MATERIAL TO PROCESS:
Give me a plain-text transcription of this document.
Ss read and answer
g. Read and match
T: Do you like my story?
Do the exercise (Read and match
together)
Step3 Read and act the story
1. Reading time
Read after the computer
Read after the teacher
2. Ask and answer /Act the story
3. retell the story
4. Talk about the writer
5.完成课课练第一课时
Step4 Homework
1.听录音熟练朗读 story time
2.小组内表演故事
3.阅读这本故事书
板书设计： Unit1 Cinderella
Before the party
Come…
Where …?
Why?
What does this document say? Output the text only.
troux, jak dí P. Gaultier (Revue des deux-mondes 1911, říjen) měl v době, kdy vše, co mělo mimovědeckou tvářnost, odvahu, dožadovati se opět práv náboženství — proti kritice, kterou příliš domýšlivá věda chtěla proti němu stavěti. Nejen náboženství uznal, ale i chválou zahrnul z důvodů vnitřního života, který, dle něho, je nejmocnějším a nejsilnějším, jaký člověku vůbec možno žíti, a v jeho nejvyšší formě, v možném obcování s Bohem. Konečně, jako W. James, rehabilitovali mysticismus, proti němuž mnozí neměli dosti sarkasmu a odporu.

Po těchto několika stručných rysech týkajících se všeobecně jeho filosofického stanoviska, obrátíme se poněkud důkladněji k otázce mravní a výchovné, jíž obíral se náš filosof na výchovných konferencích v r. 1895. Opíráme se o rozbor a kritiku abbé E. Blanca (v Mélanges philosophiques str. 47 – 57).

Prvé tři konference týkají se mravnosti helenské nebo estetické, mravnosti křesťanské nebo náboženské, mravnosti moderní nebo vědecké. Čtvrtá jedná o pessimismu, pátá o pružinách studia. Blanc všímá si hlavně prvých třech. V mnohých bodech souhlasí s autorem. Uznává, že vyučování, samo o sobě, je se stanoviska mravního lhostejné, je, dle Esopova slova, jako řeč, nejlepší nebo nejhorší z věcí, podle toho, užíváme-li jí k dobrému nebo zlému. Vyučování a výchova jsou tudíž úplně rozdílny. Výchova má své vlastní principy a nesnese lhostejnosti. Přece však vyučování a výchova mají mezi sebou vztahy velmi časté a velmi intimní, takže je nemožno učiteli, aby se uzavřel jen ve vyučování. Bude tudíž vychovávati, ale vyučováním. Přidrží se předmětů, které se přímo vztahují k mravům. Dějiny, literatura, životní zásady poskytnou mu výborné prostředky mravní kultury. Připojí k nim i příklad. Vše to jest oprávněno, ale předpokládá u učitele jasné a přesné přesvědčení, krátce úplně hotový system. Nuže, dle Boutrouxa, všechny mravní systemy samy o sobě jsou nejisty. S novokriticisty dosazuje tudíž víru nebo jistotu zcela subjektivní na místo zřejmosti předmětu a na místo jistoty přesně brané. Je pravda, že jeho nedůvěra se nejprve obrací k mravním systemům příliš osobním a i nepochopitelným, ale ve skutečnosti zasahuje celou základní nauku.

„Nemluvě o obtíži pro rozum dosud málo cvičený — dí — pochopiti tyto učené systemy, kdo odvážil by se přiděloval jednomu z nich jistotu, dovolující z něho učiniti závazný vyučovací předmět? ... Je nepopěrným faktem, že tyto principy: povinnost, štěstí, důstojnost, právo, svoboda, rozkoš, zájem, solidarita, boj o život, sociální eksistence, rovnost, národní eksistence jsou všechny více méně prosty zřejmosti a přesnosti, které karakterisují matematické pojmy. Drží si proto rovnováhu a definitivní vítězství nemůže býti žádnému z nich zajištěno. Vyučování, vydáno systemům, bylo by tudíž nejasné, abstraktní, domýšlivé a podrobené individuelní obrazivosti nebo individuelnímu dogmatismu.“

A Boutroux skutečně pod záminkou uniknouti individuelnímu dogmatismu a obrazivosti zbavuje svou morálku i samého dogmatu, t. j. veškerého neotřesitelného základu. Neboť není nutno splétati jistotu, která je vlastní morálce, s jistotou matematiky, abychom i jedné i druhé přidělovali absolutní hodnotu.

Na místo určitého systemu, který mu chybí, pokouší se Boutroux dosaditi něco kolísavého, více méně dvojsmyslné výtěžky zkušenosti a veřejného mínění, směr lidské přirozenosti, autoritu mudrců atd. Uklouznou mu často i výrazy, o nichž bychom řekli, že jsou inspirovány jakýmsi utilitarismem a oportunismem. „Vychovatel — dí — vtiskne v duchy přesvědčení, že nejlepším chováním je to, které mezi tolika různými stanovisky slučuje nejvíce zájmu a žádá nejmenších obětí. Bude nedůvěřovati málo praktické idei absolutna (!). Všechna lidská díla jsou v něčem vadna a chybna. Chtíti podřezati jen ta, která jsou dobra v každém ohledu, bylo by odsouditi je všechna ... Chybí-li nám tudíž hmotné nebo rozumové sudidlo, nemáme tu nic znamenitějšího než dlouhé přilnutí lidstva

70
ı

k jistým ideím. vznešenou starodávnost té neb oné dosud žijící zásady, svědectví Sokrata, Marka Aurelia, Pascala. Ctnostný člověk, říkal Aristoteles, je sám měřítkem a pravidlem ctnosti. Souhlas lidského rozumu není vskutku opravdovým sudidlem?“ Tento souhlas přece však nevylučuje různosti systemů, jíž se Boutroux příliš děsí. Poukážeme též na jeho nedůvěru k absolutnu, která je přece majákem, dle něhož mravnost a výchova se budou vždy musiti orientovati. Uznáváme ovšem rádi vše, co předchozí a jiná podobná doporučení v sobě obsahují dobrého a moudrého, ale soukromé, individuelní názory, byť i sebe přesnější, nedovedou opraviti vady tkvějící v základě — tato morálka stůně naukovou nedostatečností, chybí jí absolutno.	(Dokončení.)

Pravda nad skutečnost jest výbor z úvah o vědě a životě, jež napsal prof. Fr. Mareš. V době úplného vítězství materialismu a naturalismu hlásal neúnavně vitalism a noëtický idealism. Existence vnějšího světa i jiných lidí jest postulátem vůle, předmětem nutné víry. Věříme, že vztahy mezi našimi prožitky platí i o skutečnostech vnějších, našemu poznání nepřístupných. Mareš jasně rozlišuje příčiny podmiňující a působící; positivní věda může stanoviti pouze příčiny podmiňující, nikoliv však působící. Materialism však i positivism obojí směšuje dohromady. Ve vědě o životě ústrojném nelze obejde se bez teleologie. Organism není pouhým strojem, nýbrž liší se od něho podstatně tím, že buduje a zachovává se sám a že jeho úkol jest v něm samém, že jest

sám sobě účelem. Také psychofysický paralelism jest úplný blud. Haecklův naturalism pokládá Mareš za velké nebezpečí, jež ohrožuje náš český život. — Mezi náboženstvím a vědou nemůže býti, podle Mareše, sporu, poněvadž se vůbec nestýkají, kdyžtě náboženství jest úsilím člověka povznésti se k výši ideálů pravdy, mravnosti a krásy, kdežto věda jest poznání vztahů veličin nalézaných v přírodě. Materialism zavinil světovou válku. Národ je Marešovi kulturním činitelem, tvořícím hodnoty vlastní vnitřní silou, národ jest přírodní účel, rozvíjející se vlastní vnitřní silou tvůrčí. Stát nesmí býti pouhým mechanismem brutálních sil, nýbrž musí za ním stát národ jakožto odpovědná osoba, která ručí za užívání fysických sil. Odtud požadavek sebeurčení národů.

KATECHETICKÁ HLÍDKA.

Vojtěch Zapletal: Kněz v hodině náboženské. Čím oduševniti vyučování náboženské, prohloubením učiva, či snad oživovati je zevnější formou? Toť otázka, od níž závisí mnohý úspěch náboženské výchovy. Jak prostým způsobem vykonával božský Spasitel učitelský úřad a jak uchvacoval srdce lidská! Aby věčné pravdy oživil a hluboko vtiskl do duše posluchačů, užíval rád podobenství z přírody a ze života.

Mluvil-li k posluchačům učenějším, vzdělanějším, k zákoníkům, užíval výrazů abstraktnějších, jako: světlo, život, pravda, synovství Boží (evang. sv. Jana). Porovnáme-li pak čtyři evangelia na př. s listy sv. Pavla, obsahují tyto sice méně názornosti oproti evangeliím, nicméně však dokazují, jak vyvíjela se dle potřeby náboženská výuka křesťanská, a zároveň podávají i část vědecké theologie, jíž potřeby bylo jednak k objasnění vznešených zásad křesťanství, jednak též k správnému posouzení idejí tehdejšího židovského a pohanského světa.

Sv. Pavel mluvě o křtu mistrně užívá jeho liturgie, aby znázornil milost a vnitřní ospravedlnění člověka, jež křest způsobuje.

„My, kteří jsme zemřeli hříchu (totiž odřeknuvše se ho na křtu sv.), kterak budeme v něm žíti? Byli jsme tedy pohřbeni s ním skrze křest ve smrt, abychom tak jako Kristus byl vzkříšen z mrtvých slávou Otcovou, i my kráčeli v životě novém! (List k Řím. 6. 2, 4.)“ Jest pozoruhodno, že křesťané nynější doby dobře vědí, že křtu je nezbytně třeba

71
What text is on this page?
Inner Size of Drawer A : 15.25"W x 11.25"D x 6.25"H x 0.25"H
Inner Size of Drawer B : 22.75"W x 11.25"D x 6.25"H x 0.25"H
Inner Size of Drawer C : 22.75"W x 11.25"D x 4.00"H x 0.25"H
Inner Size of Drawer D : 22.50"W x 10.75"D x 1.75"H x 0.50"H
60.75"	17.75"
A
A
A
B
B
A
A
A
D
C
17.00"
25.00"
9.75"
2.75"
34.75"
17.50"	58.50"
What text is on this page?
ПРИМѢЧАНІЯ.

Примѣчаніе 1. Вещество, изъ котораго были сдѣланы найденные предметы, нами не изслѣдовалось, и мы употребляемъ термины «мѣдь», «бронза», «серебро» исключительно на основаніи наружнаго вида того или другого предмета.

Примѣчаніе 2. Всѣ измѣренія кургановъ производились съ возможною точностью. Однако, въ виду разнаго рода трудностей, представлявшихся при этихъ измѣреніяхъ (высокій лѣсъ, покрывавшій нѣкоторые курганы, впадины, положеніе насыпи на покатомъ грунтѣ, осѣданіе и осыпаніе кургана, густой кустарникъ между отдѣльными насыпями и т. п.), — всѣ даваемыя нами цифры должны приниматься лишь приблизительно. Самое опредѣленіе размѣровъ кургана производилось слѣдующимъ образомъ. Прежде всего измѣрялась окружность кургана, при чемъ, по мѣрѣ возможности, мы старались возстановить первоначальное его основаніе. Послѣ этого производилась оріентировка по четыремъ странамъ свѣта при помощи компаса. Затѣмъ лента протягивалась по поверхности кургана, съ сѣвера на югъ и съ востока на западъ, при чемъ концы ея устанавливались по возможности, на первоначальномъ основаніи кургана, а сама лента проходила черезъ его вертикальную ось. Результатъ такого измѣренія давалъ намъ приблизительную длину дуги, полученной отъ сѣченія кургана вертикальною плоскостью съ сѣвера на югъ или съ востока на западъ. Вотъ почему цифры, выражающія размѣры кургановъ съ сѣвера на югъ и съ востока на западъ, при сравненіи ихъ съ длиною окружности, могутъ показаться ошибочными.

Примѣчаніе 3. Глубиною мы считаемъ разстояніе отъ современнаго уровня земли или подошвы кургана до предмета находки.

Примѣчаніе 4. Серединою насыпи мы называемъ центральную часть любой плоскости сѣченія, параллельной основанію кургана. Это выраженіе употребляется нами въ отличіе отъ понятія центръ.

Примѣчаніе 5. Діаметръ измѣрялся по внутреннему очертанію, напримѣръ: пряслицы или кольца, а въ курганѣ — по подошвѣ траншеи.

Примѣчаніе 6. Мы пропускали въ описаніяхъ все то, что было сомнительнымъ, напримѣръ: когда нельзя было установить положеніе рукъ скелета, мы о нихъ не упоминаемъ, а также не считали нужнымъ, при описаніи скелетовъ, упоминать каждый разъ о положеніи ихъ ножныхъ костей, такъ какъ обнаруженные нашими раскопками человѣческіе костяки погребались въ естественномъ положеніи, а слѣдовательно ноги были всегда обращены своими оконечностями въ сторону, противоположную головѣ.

WHAT IS NEEDED:
Extract from the data every line where "предмета" shows up.

EXERCISE OUTPUT:
Примѣчаніе 1. Вещество, изъ котораго были сдѣланы найденные предметы, нами не изслѣдовалось, и мы употребляемъ термины «мѣдь», «бронза», «серебро» исключительно на основаніи наружнаго вида того или другого предмета.
Примѣчаніе 3. Глубиною мы считаемъ разстояніе отъ современнаго уровня земли или подошвы кургана до предмета находки.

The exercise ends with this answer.